[Extracted data entries]
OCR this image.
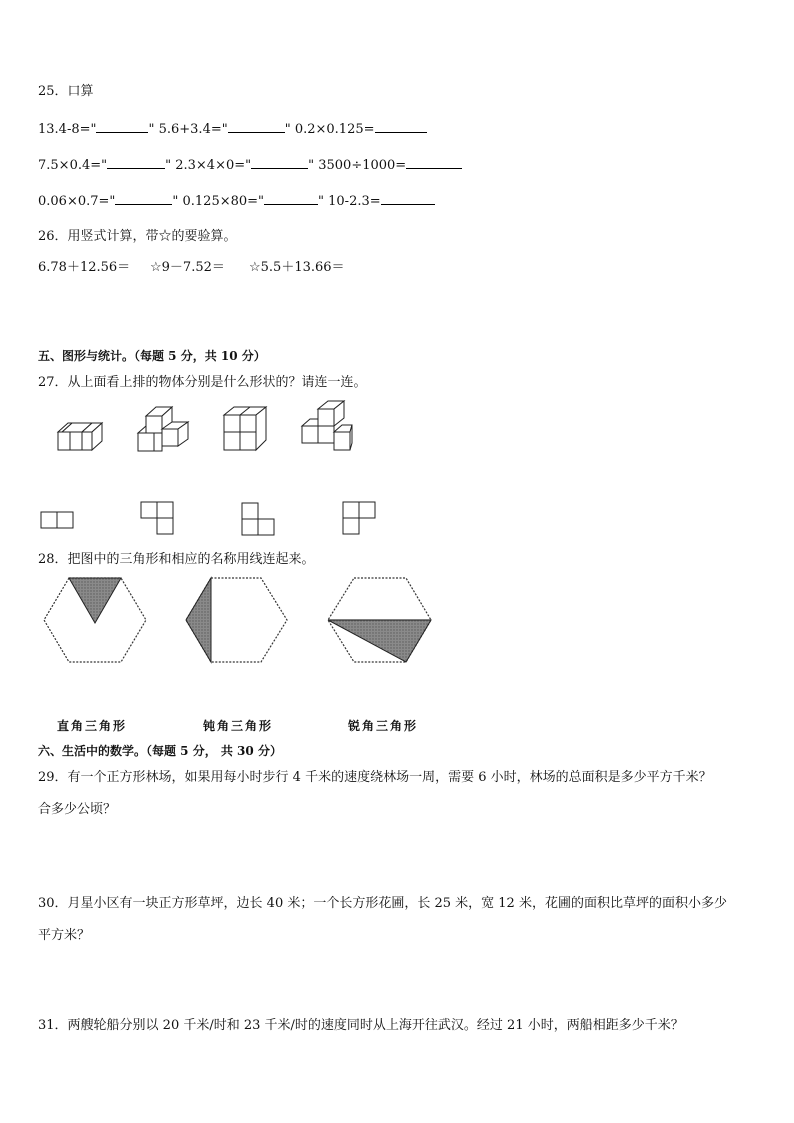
25．口算
13.4-8="	" 5.6+3.4="	" 0.2×0.125=
7.5×0.4="	" 2.3×4×0="	" 3500÷1000=
0.06×0.7="	" 0.125×80="	" 10-2.3=
26．用竖式计算，带☆的要验算。
6.78＋12.56＝ ☆9－7.52＝ ☆5.5＋13.66＝
五、图形与统计。（每题 5 分，共 10 分）
27．从上面看上排的物体分别是什么形状的？请连一连。
28．把图中的三角形和相应的名称用线连起来。
直角三角形	钝角三角形	锐角三角形
六、生活中的数学。（每题 5 分， 共 30 分）
29．有一个正方形林场，如果用每小时步行 4 千米的速度绕林场一周，需要 6 小时，林场的总面积是多少平方千米？
合多少公顷？
30．月星小区有一块正方形草坪，边长 40 米；一个长方形花圃，长 25 米，宽 12 米，花圃的面积比草坪的面积小多少
平方米？
31．两艘轮船分别以 20 千米/时和 23 千米/时的速度同时从上海开往武汉。经过 21 小时，两船相距多少千米？
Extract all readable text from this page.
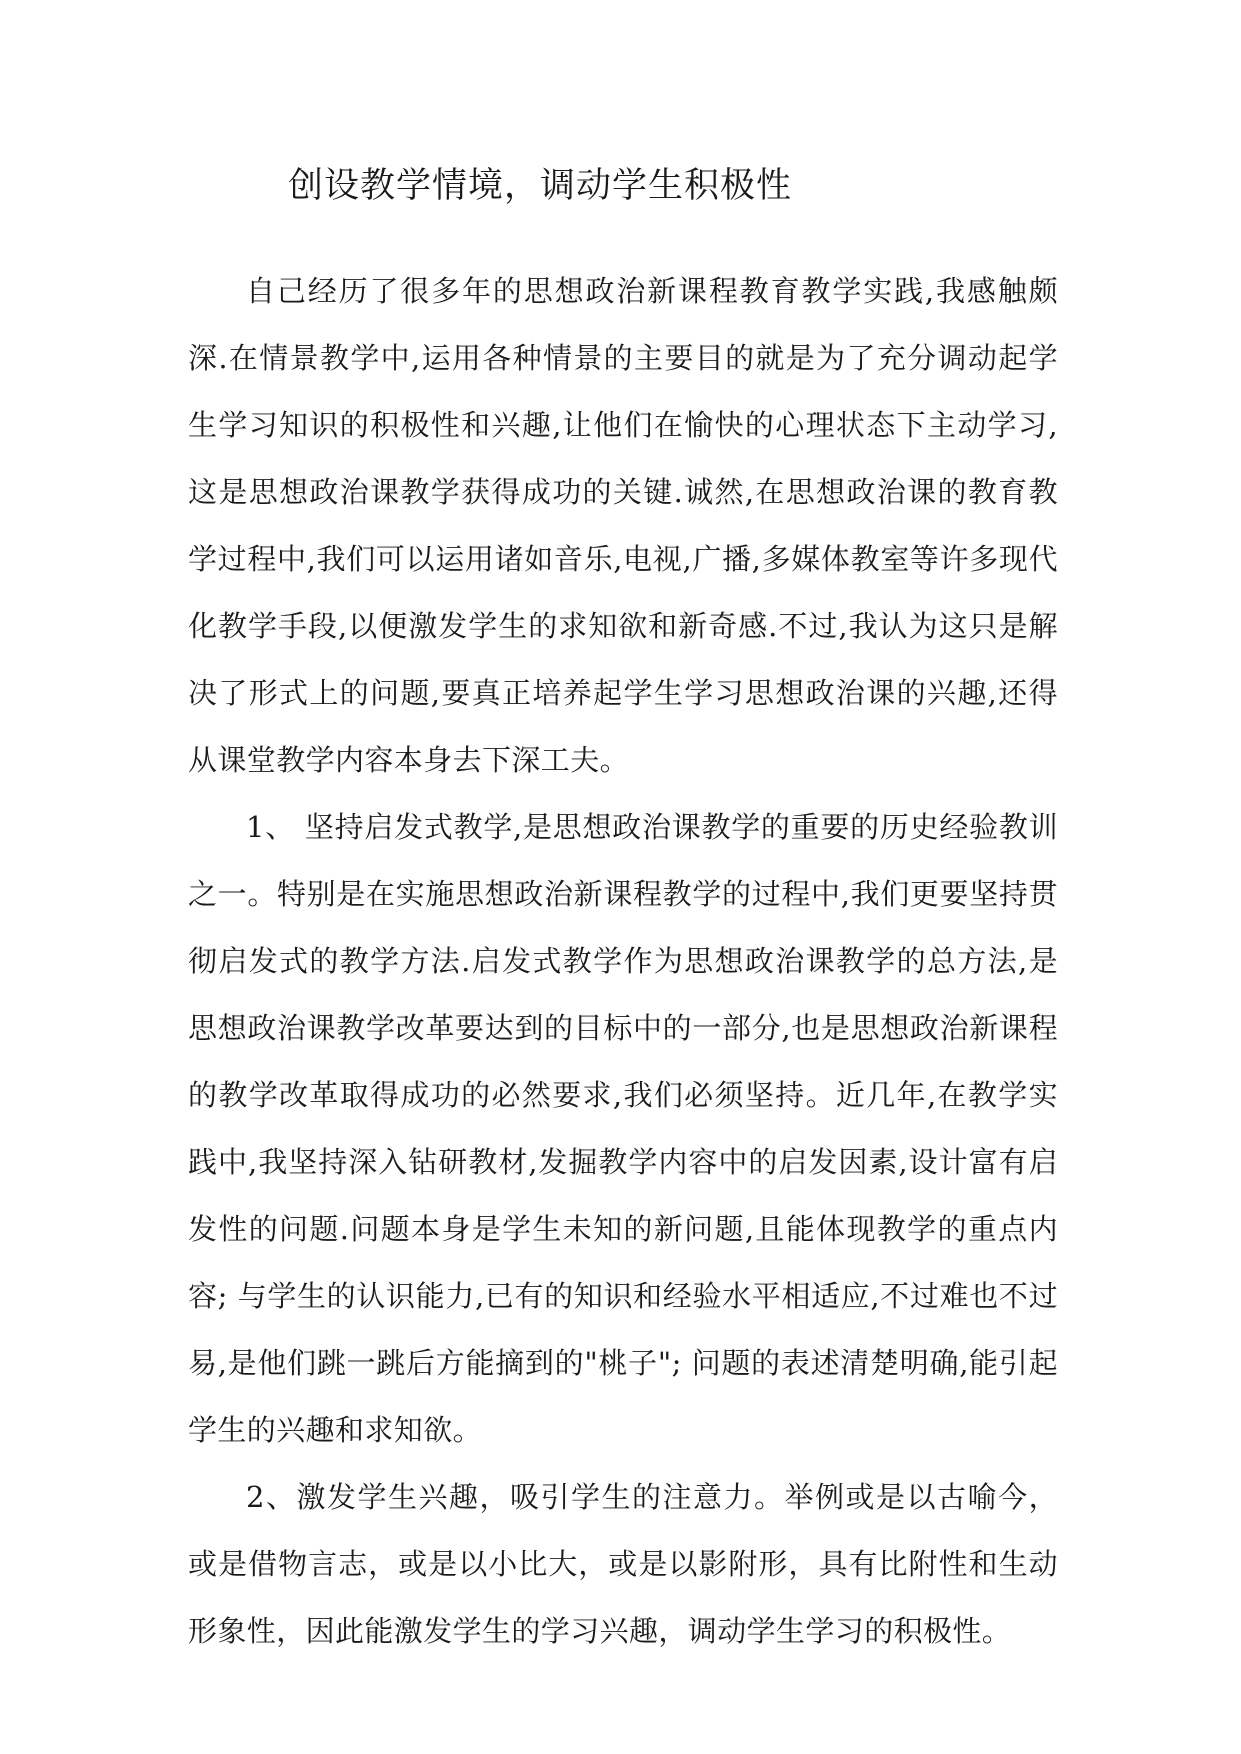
创设教学情境，调动学生积极性

自己经历了很多年的思想政治新课程教育教学实践,我感触颇深.在情景教学中,运用各种情景的主要目的就是为了充分调动起学生学习知识的积极性和兴趣,让他们在愉快的心理状态下主动学习,这是思想政治课教学获得成功的关键.诚然,在思想政治课的教育教学过程中,我们可以运用诸如音乐,电视,广播,多媒体教室等许多现代化教学手段,以便激发学生的求知欲和新奇感.不过,我认为这只是解决了形式上的问题,要真正培养起学生学习思想政治课的兴趣,还得从课堂教学内容本身去下深工夫。

1、 坚持启发式教学,是思想政治课教学的重要的历史经验教训之一。特别是在实施思想政治新课程教学的过程中,我们更要坚持贯彻启发式的教学方法.启发式教学作为思想政治课教学的总方法,是思想政治课教学改革要达到的目标中的一部分,也是思想政治新课程的教学改革取得成功的必然要求,我们必须坚持。近几年,在教学实践中,我坚持深入钻研教材,发掘教学内容中的启发因素,设计富有启发性的问题.问题本身是学生未知的新问题,且能体现教学的重点内容; 与学生的认识能力,已有的知识和经验水平相适应,不过难也不过易,是他们跳一跳后方能摘到的"桃子"; 问题的表述清楚明确,能引起学生的兴趣和求知欲。

2、激发学生兴趣，吸引学生的注意力。举例或是以古喻今，或是借物言志，或是以小比大，或是以影附形，具有比附性和生动形象性，因此能激发学生的学习兴趣，调动学生学习的积极性。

[Your instructions]:
Do not include the pictures. Quote only the lines from the line with "Extract all readable text from this page." through the end of the material, both ends included, exactly.

[Result of this exercise]:
Extract all readable text from this page.
创设教学情境，调动学生积极性

自己经历了很多年的思想政治新课程教育教学实践,我感触颇深.在情景教学中,运用各种情景的主要目的就是为了充分调动起学生学习知识的积极性和兴趣,让他们在愉快的心理状态下主动学习,这是思想政治课教学获得成功的关键.诚然,在思想政治课的教育教学过程中,我们可以运用诸如音乐,电视,广播,多媒体教室等许多现代化教学手段,以便激发学生的求知欲和新奇感.不过,我认为这只是解决了形式上的问题,要真正培养起学生学习思想政治课的兴趣,还得从课堂教学内容本身去下深工夫。

1、 坚持启发式教学,是思想政治课教学的重要的历史经验教训之一。特别是在实施思想政治新课程教学的过程中,我们更要坚持贯彻启发式的教学方法.启发式教学作为思想政治课教学的总方法,是思想政治课教学改革要达到的目标中的一部分,也是思想政治新课程的教学改革取得成功的必然要求,我们必须坚持。近几年,在教学实践中,我坚持深入钻研教材,发掘教学内容中的启发因素,设计富有启发性的问题.问题本身是学生未知的新问题,且能体现教学的重点内容; 与学生的认识能力,已有的知识和经验水平相适应,不过难也不过易,是他们跳一跳后方能摘到的"桃子"; 问题的表述清楚明确,能引起学生的兴趣和求知欲。

2、激发学生兴趣，吸引学生的注意力。举例或是以古喻今，或是借物言志，或是以小比大，或是以影附形，具有比附性和生动形象性，因此能激发学生的学习兴趣，调动学生学习的积极性。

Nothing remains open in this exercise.